» DATA SUPPLIED:
========

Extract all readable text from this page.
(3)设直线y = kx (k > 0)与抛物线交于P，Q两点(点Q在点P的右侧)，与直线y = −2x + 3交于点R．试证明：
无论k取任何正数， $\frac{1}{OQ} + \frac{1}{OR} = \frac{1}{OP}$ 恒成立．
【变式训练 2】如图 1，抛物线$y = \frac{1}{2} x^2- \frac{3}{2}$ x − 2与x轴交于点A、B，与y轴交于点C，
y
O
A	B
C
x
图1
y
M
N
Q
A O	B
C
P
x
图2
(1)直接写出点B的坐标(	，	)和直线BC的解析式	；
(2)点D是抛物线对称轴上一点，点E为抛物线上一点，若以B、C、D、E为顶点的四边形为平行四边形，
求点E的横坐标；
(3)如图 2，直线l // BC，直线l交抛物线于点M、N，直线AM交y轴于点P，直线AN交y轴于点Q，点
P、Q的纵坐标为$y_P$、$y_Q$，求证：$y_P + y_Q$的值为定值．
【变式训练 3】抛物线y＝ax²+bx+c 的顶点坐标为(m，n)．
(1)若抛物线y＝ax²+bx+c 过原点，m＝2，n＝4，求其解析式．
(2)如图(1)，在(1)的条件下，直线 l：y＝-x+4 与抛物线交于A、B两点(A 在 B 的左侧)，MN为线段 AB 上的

========

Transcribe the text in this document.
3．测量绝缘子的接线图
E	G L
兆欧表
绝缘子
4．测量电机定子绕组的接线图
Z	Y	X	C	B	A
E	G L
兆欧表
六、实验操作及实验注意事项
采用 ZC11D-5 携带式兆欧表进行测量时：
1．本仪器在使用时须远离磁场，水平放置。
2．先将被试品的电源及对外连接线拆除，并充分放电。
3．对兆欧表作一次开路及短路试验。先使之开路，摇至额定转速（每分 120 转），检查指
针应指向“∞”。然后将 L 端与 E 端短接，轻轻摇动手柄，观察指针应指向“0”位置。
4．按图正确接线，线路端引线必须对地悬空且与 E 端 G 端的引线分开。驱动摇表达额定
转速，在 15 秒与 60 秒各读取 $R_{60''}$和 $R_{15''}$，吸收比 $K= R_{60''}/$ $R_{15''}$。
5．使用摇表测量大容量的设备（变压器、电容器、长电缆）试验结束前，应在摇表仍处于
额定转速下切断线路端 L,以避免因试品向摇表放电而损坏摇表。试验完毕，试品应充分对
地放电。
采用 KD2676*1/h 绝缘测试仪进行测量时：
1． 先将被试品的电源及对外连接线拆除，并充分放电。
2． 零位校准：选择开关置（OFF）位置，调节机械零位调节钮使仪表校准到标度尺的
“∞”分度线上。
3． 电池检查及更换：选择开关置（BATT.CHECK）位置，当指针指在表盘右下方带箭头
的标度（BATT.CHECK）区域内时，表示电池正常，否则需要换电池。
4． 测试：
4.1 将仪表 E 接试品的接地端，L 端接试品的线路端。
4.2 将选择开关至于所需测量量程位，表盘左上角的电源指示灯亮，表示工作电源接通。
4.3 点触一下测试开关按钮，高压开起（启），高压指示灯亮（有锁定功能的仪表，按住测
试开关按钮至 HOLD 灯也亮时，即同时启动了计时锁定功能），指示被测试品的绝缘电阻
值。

========

Give only the number of lines in the material above that hold the word "frac".

» FINISHED EXERCISE:
2